**Written instruction:**
Reproduce verbatim the portion of the items below that opens with the line containing "menu-view[interactable]: View [4, 21, 28, 33]" and closes with the line containing "folder-icon [117, 167, 133, 178]", including both of those lines.

++++ Dataset records ++++

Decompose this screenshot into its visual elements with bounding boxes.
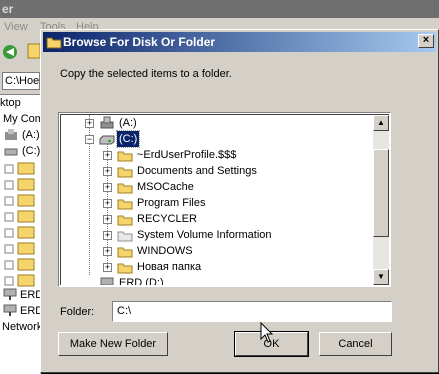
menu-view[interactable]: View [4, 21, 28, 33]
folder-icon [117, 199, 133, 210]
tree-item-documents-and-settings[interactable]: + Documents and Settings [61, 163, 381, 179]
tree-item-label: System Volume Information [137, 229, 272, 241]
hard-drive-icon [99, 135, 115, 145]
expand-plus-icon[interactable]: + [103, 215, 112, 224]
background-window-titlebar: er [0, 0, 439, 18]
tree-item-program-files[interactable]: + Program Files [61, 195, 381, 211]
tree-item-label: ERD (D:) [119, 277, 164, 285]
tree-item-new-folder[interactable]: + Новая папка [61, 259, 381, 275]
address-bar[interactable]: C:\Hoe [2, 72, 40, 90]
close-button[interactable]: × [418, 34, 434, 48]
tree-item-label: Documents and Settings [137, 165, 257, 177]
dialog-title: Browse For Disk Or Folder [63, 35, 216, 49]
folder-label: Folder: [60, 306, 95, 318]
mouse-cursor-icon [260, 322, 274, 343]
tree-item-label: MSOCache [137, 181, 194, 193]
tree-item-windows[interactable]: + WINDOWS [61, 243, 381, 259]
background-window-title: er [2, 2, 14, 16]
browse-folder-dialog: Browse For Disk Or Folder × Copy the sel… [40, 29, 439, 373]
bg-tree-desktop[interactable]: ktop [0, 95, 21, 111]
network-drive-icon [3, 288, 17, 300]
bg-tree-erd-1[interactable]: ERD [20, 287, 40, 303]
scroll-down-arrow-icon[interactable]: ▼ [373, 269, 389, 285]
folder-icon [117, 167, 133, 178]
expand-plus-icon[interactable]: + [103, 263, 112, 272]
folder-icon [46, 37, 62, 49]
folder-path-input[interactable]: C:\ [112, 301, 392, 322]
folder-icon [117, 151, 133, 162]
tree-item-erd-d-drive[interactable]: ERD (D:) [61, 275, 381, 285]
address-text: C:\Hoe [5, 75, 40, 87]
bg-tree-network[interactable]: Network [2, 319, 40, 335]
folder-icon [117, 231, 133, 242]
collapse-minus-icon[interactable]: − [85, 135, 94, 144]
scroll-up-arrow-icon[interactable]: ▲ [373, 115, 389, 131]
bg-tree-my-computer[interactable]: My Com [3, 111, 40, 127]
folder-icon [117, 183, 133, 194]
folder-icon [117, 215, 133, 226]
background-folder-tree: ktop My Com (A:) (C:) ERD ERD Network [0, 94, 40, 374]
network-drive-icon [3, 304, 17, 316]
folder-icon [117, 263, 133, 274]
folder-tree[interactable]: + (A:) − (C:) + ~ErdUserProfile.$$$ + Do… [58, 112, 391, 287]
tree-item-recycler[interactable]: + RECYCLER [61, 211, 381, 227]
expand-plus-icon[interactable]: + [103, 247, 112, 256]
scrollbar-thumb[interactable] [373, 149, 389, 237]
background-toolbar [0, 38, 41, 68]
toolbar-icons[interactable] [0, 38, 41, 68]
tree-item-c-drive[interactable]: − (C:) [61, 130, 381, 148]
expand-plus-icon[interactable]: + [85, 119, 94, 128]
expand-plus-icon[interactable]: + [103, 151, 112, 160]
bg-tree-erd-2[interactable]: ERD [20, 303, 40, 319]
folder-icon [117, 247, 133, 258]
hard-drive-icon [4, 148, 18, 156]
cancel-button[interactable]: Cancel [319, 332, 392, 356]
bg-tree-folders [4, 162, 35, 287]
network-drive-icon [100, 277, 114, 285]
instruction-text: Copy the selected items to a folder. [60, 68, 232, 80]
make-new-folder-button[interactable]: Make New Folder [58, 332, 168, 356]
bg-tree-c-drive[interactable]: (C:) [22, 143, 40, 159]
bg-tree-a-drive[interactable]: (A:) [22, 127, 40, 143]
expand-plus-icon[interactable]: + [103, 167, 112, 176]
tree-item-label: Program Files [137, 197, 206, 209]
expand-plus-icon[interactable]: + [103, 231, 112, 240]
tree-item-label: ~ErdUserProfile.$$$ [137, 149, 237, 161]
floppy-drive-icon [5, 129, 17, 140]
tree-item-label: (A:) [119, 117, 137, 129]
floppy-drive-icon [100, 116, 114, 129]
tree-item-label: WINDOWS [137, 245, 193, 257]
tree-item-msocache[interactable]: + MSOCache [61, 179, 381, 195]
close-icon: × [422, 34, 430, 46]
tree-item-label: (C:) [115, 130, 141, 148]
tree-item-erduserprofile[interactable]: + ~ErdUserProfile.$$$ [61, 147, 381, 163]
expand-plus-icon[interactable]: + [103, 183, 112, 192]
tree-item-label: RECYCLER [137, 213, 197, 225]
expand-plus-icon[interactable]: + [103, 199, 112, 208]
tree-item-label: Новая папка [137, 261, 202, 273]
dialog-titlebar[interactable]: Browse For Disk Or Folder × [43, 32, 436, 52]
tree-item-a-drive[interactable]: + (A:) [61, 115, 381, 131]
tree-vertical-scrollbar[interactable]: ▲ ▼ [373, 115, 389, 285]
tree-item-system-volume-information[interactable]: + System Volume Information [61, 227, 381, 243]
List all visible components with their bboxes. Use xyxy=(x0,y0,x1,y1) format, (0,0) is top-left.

++++

**Exercise response:**
menu-view[interactable]: View [4, 21, 28, 33]
folder-icon [117, 199, 133, 210]
tree-item-documents-and-settings[interactable]: + Documents and Settings [61, 163, 381, 179]
tree-item-label: System Volume Information [137, 229, 272, 241]
hard-drive-icon [99, 135, 115, 145]
expand-plus-icon[interactable]: + [103, 215, 112, 224]
background-window-titlebar: er [0, 0, 439, 18]
tree-item-program-files[interactable]: + Program Files [61, 195, 381, 211]
tree-item-label: ERD (D:) [119, 277, 164, 285]
tree-item-new-folder[interactable]: + Новая папка [61, 259, 381, 275]
address-bar[interactable]: C:\Hoe [2, 72, 40, 90]
close-button[interactable]: × [418, 34, 434, 48]
tree-item-label: Documents and Settings [137, 165, 257, 177]
dialog-title: Browse For Disk Or Folder [63, 35, 216, 49]
folder-label: Folder: [60, 306, 95, 318]
mouse-cursor-icon [260, 322, 274, 343]
tree-item-label: MSOCache [137, 181, 194, 193]
tree-item-windows[interactable]: + WINDOWS [61, 243, 381, 259]
background-window-title: er [2, 2, 14, 16]
browse-folder-dialog: Browse For Disk Or Folder × Copy the sel… [40, 29, 439, 373]
bg-tree-desktop[interactable]: ktop [0, 95, 21, 111]
network-drive-icon [3, 288, 17, 300]
bg-tree-erd-1[interactable]: ERD [20, 287, 40, 303]
scroll-down-arrow-icon[interactable]: ▼ [373, 269, 389, 285]
folder-icon [117, 167, 133, 178]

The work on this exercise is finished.